:: WHAT IS REQUIRED ::
Give the entries back exactly, dropping each image.
==== DATA TO PROCESS
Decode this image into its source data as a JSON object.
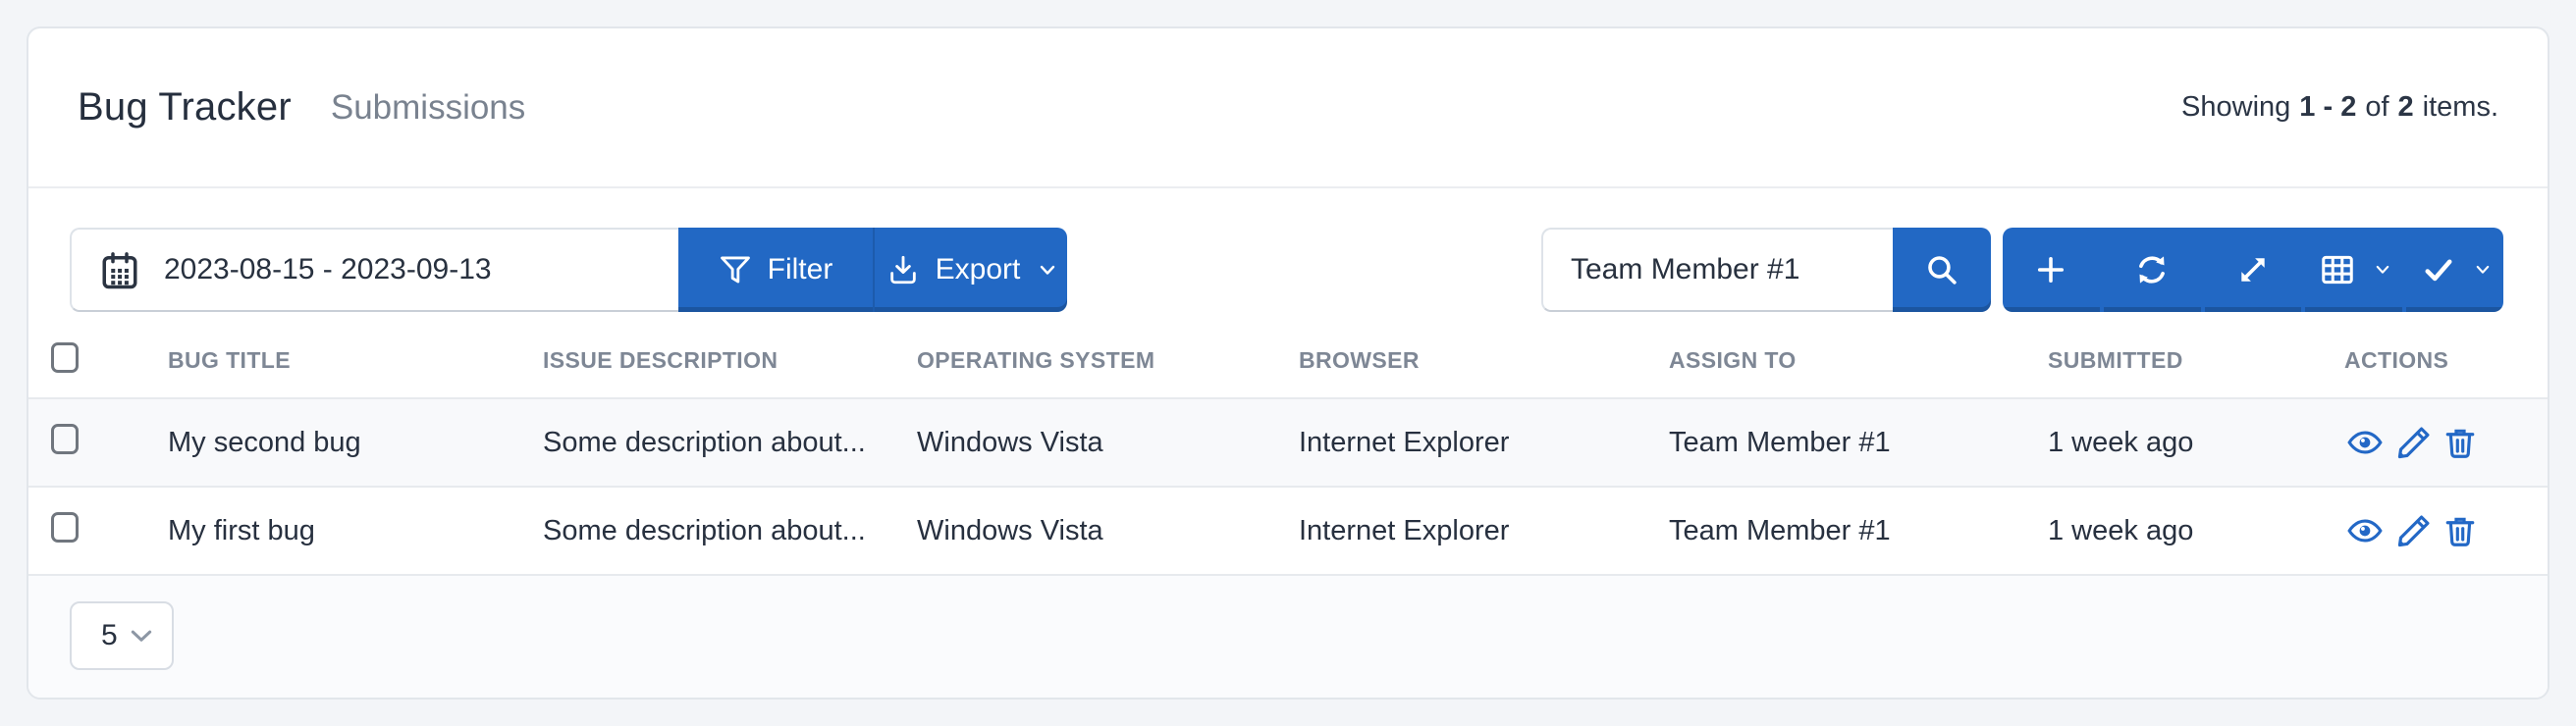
{
  "header": {
    "title": "Bug Tracker",
    "subtitle": "Submissions",
    "summary": {
      "showing": "Showing",
      "range": "1 - 2",
      "of": "of",
      "total": "2",
      "items": "items."
    }
  },
  "toolbar": {
    "date_range": {
      "value": "2023-08-15 - 2023-09-13",
      "icon": "calendar-icon"
    },
    "filter": {
      "label": "Filter",
      "icon": "filter-funnel-icon"
    },
    "export": {
      "label": "Export",
      "icon": "download-icon",
      "has_dropdown": true
    },
    "search": {
      "value": "Team Member #1",
      "button_icon": "search-icon"
    },
    "grid_buttons": [
      {
        "name": "add",
        "icon": "plus-icon"
      },
      {
        "name": "refresh",
        "icon": "refresh-icon"
      },
      {
        "name": "expand",
        "icon": "expand-icon"
      },
      {
        "name": "toggle-columns",
        "icon": "table-grid-icon",
        "has_dropdown": true
      },
      {
        "name": "bulk-select",
        "icon": "check-icon",
        "has_dropdown": true
      }
    ]
  },
  "table": {
    "columns": [
      "BUG TITLE",
      "ISSUE DESCRIPTION",
      "OPERATING SYSTEM",
      "BROWSER",
      "ASSIGN TO",
      "SUBMITTED",
      "ACTIONS"
    ],
    "rows": [
      {
        "bug_title": "My second bug",
        "issue_description": "Some description about...",
        "operating_system": "Windows Vista",
        "browser": "Internet Explorer",
        "assign_to": "Team Member #1",
        "submitted": "1 week ago",
        "actions": [
          "view",
          "update",
          "delete"
        ]
      },
      {
        "bug_title": "My first bug",
        "issue_description": "Some description about...",
        "operating_system": "Windows Vista",
        "browser": "Internet Explorer",
        "assign_to": "Team Member #1",
        "submitted": "1 week ago",
        "actions": [
          "view",
          "update",
          "delete"
        ]
      }
    ]
  },
  "footer": {
    "page_size": "5"
  },
  "colors": {
    "primary": "#2268c4",
    "page_bg": "#f3f5f8",
    "text_dark": "#27303f",
    "text_muted": "#79828f",
    "table_header_text": "#7e8795",
    "row_stripe": "#f8f9fb",
    "border": "#e7eaee",
    "action_icon": "#2368c6"
  }
}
========
:: RESULT OF THIS EXERCISE ::
Decode this image into its source data as a JSON object.
{
  "header": {
    "title": "Bug Tracker",
    "subtitle": "Submissions",
    "summary": {
      "showing": "Showing",
      "range": "1 - 2",
      "of": "of",
      "total": "2",
      "items": "items."
    }
  },
  "toolbar": {
    "date_range": {
      "value": "2023-08-15 - 2023-09-13",
      "icon": "calendar-icon"
    },
    "filter": {
      "label": "Filter",
      "icon": "filter-funnel-icon"
    },
    "export": {
      "label": "Export",
      "icon": "download-icon",
      "has_dropdown": true
    },
    "search": {
      "value": "Team Member #1",
      "button_icon": "search-icon"
    },
    "grid_buttons": [
      {
        "name": "add",
        "icon": "plus-icon"
      },
      {
        "name": "refresh",
        "icon": "refresh-icon"
      },
      {
        "name": "expand",
        "icon": "expand-icon"
      },
      {
        "name": "toggle-columns",
        "icon": "table-grid-icon",
        "has_dropdown": true
      },
      {
        "name": "bulk-select",
        "icon": "check-icon",
        "has_dropdown": true
      }
    ]
  },
  "table": {
    "columns": [
      "BUG TITLE",
      "ISSUE DESCRIPTION",
      "OPERATING SYSTEM",
      "BROWSER",
      "ASSIGN TO",
      "SUBMITTED",
      "ACTIONS"
    ],
    "rows": [
      {
        "bug_title": "My second bug",
        "issue_description": "Some description about...",
        "operating_system": "Windows Vista",
        "browser": "Internet Explorer",
        "assign_to": "Team Member #1",
        "submitted": "1 week ago",
        "actions": [
          "view",
          "update",
          "delete"
        ]
      },
      {
        "bug_title": "My first bug",
        "issue_description": "Some description about...",
        "operating_system": "Windows Vista",
        "browser": "Internet Explorer",
        "assign_to": "Team Member #1",
        "submitted": "1 week ago",
        "actions": [
          "view",
          "update",
          "delete"
        ]
      }
    ]
  },
  "footer": {
    "page_size": "5"
  },
  "colors": {
    "primary": "#2268c4",
    "page_bg": "#f3f5f8",
    "text_dark": "#27303f",
    "text_muted": "#79828f",
    "table_header_text": "#7e8795",
    "row_stripe": "#f8f9fb",
    "border": "#e7eaee",
    "action_icon": "#2368c6"
  }
}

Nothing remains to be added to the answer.